▸ **Information given**:
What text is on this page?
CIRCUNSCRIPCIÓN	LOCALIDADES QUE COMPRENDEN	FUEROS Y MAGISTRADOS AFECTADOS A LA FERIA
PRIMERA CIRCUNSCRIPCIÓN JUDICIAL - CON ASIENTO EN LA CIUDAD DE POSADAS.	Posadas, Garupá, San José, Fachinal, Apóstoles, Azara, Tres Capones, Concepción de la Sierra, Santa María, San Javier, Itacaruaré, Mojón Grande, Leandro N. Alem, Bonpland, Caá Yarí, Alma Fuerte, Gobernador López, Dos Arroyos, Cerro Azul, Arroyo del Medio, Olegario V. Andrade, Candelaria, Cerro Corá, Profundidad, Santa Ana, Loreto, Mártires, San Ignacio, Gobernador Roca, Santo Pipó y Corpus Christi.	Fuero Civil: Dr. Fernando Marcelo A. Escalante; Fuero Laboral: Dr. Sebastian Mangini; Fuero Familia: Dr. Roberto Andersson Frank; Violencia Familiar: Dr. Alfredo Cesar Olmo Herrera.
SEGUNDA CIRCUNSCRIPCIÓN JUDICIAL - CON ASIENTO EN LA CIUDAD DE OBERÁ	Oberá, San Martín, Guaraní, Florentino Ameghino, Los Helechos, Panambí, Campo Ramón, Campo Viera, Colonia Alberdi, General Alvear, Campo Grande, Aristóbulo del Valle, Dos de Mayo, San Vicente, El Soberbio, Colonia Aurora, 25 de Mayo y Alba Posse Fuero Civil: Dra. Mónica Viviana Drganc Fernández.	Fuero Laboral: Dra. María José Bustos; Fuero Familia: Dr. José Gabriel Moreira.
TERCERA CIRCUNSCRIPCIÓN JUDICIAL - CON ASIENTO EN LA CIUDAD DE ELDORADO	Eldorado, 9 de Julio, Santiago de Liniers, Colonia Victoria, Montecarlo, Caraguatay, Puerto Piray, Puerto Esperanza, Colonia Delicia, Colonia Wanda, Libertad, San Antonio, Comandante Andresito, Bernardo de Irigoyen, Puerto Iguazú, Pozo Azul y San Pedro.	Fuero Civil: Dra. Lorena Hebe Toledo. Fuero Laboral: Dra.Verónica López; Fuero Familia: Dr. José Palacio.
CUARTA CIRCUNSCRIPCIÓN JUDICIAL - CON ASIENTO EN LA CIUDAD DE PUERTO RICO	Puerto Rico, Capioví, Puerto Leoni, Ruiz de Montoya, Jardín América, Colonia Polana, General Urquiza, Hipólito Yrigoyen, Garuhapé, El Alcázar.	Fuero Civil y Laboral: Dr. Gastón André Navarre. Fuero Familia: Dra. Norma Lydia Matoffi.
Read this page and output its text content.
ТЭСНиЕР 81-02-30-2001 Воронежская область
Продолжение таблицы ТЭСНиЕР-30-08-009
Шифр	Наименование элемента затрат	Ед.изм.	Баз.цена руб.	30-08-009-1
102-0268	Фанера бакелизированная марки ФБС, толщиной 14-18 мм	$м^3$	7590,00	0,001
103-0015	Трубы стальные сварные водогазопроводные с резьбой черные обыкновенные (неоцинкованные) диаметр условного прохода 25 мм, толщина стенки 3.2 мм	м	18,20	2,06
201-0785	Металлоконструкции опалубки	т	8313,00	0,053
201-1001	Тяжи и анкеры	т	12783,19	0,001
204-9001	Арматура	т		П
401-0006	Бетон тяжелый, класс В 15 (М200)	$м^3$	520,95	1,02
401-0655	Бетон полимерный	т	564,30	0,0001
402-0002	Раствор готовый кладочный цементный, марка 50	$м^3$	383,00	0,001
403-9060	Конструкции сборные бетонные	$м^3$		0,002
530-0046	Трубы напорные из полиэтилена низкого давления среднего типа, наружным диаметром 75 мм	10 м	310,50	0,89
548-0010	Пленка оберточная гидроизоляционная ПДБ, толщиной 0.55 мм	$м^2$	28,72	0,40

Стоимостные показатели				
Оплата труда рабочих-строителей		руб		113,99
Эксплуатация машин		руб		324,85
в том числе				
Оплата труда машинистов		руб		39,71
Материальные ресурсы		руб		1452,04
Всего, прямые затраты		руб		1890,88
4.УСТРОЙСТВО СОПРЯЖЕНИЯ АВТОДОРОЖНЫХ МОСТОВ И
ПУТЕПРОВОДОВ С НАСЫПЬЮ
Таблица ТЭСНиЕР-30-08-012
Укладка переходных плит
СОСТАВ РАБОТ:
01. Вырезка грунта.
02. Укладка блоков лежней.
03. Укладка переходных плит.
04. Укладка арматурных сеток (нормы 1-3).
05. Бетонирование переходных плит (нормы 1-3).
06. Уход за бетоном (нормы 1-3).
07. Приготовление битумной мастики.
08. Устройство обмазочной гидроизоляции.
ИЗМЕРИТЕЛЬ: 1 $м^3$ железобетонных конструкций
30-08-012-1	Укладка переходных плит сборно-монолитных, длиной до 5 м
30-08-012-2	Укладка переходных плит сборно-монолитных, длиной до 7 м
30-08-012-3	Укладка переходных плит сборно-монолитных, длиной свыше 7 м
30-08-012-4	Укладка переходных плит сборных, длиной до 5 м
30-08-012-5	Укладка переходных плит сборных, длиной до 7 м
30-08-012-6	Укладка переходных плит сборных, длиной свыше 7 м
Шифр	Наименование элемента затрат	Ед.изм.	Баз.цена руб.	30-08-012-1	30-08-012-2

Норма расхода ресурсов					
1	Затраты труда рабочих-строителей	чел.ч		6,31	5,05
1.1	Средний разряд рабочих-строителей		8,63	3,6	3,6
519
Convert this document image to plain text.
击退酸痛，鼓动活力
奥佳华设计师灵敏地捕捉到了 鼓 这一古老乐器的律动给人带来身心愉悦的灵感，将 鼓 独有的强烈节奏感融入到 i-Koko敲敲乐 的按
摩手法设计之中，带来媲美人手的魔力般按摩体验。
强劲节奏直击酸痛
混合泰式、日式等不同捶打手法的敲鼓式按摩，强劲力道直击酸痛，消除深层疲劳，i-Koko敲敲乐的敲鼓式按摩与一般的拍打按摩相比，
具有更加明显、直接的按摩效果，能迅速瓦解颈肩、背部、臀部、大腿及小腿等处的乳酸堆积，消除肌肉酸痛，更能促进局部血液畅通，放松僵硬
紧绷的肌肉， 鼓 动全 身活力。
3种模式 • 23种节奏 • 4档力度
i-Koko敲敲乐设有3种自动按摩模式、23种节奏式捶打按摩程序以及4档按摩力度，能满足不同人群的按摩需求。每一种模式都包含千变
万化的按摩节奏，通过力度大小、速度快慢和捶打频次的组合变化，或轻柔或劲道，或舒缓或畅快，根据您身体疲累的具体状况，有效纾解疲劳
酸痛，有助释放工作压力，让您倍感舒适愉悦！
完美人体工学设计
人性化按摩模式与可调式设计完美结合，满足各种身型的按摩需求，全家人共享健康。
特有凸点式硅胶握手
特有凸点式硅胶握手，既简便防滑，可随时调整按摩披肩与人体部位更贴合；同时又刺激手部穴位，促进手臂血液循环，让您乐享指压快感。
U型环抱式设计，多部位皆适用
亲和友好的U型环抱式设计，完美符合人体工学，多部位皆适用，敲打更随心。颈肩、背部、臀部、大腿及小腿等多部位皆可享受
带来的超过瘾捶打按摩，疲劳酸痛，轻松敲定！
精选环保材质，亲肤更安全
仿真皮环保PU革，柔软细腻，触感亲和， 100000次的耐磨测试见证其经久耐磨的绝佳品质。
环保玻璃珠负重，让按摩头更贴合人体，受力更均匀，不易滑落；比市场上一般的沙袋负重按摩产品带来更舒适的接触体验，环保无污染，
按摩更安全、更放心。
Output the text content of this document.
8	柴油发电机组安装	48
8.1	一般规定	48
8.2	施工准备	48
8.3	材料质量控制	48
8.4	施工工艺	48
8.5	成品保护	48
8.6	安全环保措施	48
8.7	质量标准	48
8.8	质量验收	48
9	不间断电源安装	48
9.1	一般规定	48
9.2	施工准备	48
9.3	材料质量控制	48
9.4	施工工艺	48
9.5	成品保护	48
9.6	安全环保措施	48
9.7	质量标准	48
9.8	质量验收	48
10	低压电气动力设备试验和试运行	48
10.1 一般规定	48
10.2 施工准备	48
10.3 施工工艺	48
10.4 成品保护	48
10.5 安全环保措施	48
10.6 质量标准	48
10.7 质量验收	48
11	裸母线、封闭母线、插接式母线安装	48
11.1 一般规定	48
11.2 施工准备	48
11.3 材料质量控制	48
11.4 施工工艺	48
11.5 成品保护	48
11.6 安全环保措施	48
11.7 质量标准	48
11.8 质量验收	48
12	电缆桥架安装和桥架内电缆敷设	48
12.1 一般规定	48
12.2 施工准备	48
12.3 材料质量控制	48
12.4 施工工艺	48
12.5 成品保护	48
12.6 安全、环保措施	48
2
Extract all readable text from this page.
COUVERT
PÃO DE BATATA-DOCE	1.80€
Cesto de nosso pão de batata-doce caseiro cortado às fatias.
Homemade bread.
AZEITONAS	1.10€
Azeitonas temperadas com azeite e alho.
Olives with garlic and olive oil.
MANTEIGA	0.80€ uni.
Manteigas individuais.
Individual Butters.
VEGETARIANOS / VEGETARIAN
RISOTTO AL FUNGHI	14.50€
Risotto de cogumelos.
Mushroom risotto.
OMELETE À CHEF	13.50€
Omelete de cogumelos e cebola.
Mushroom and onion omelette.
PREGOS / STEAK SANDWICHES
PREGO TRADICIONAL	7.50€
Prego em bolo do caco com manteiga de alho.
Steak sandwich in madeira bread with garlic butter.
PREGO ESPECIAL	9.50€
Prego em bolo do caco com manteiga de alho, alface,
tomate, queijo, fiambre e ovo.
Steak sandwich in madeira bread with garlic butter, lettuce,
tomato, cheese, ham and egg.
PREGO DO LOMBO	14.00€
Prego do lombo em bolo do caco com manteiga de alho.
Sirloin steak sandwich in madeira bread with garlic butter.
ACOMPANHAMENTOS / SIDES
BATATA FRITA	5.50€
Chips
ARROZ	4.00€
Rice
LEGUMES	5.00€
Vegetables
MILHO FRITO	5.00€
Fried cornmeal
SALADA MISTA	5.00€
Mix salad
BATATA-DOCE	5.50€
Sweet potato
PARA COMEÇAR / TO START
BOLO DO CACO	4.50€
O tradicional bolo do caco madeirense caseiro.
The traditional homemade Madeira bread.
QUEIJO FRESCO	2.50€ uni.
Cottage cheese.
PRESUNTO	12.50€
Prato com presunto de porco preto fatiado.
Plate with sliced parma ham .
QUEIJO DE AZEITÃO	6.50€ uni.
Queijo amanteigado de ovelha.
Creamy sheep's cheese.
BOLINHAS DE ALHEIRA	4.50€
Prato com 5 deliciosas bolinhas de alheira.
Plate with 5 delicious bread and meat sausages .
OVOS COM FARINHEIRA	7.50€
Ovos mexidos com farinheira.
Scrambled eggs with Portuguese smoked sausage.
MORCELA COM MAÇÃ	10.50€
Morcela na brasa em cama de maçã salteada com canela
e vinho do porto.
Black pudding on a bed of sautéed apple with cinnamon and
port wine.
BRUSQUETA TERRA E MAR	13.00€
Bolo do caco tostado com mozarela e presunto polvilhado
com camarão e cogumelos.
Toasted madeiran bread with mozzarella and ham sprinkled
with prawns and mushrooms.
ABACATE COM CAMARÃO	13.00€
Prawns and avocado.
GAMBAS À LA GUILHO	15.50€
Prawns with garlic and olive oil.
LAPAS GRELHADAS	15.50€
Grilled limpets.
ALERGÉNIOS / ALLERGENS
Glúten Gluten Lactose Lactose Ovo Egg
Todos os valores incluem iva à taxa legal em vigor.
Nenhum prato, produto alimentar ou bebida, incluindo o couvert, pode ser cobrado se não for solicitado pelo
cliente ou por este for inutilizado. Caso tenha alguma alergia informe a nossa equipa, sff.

▸ **Given problem**: In the entries above, find every line with the word "элемента" and list it.

▸ **Completed task**:
Шифр	Наименование элемента затрат	Ед.изм.	Баз.цена руб.	30-08-009-1
Шифр	Наименование элемента затрат	Ед.изм.	Баз.цена руб.	30-08-012-1	30-08-012-2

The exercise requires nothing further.